### The exercise
Each entry below should be reproduced character for character.

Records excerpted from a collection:
# # #

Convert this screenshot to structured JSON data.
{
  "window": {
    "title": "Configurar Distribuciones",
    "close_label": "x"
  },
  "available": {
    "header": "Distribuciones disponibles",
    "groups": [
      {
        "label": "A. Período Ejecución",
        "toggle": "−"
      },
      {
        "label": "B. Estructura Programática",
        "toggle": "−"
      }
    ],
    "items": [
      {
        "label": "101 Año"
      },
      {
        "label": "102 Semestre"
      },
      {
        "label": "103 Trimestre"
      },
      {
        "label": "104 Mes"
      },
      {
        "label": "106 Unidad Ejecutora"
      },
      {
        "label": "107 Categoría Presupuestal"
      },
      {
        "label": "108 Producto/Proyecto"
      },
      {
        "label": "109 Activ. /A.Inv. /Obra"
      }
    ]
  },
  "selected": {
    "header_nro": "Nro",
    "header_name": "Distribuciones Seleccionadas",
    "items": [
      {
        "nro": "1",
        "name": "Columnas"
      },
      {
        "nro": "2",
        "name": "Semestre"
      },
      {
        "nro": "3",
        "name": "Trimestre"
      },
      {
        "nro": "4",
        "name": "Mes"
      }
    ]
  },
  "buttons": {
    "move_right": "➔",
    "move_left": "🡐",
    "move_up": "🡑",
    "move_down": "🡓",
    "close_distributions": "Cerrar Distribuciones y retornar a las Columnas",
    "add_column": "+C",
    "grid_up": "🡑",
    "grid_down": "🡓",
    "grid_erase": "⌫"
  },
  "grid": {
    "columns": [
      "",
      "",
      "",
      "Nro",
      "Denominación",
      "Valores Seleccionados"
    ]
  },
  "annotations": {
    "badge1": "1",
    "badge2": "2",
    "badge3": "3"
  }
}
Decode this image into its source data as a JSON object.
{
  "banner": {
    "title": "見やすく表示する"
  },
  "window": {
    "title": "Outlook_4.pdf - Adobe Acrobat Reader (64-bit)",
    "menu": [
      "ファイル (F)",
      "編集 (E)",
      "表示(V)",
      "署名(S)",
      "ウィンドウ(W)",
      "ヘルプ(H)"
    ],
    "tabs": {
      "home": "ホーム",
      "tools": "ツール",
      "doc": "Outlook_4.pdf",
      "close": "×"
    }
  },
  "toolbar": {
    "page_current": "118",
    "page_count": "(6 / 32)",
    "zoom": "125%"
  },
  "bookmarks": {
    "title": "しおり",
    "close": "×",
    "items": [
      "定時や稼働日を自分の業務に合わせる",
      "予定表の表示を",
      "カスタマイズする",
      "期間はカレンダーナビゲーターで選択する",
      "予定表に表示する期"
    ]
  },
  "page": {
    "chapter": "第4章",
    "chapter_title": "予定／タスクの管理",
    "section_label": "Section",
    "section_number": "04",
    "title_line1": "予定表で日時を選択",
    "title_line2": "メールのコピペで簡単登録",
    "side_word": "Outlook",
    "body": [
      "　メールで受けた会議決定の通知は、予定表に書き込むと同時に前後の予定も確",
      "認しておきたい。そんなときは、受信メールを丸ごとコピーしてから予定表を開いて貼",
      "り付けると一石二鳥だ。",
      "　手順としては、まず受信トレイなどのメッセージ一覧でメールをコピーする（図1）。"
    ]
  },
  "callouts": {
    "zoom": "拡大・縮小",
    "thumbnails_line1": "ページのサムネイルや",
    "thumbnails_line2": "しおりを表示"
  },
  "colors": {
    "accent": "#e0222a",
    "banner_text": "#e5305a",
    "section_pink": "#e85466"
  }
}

# # #

### Reply
Convert this screenshot to structured JSON data.
{
  "window": {
    "title": "Configurar Distribuciones",
    "close_label": "x"
  },
  "available": {
    "header": "Distribuciones disponibles",
    "groups": [
      {
        "label": "A. Período Ejecución",
        "toggle": "−"
      },
      {
        "label": "B. Estructura Programática",
        "toggle": "−"
      }
    ],
    "items": [
      {
        "label": "101 Año"
      },
      {
        "label": "102 Semestre"
      },
      {
        "label": "103 Trimestre"
      },
      {
        "label": "104 Mes"
      },
      {
        "label": "106 Unidad Ejecutora"
      },
      {
        "label": "107 Categoría Presupuestal"
      },
      {
        "label": "108 Producto/Proyecto"
      },
      {
        "label": "109 Activ. /A.Inv. /Obra"
      }
    ]
  },
  "selected": {
    "header_nro": "Nro",
    "header_name": "Distribuciones Seleccionadas",
    "items": [
      {
        "nro": "1",
        "name": "Columnas"
      },
      {
        "nro": "2",
        "name": "Semestre"
      },
      {
        "nro": "3",
        "name": "Trimestre"
      },
      {
        "nro": "4",
        "name": "Mes"
      }
    ]
  },
  "buttons": {
    "move_right": "➔",
    "move_left": "🡐",
    "move_up": "🡑",
    "move_down": "🡓",
    "close_distributions": "Cerrar Distribuciones y retornar a las Columnas",
    "add_column": "+C",
    "grid_up": "🡑",
    "grid_down": "🡓",
    "grid_erase": "⌫"
  },
  "grid": {
    "columns": [
      "",
      "",
      "",
      "Nro",
      "Denominación",
      "Valores Seleccionados"
    ]
  },
  "annotations": {
    "badge1": "1",
    "badge2": "2",
    "badge3": "3"
  }
}
Decode this image into its source data as a JSON object.
{
  "banner": {
    "title": "見やすく表示する"
  },
  "window": {
    "title": "Outlook_4.pdf - Adobe Acrobat Reader (64-bit)",
    "menu": [
      "ファイル (F)",
      "編集 (E)",
      "表示(V)",
      "署名(S)",
      "ウィンドウ(W)",
      "ヘルプ(H)"
    ],
    "tabs": {
      "home": "ホーム",
      "tools": "ツール",
      "doc": "Outlook_4.pdf",
      "close": "×"
    }
  },
  "toolbar": {
    "page_current": "118",
    "page_count": "(6 / 32)",
    "zoom": "125%"
  },
  "bookmarks": {
    "title": "しおり",
    "close": "×",
    "items": [
      "定時や稼働日を自分の業務に合わせる",
      "予定表の表示を",
      "カスタマイズする",
      "期間はカレンダーナビゲーターで選択する",
      "予定表に表示する期"
    ]
  },
  "page": {
    "chapter": "第4章",
    "chapter_title": "予定／タスクの管理",
    "section_label": "Section",
    "section_number": "04",
    "title_line1": "予定表で日時を選択",
    "title_line2": "メールのコピペで簡単登録",
    "side_word": "Outlook",
    "body": [
      "　メールで受けた会議決定の通知は、予定表に書き込むと同時に前後の予定も確",
      "認しておきたい。そんなときは、受信メールを丸ごとコピーしてから予定表を開いて貼",
      "り付けると一石二鳥だ。",
      "　手順としては、まず受信トレイなどのメッセージ一覧でメールをコピーする（図1）。"
    ]
  },
  "callouts": {
    "zoom": "拡大・縮小",
    "thumbnails_line1": "ページのサムネイルや",
    "thumbnails_line2": "しおりを表示"
  },
  "colors": {
    "accent": "#e0222a",
    "banner_text": "#e5305a",
    "section_pink": "#e85466"
  }
}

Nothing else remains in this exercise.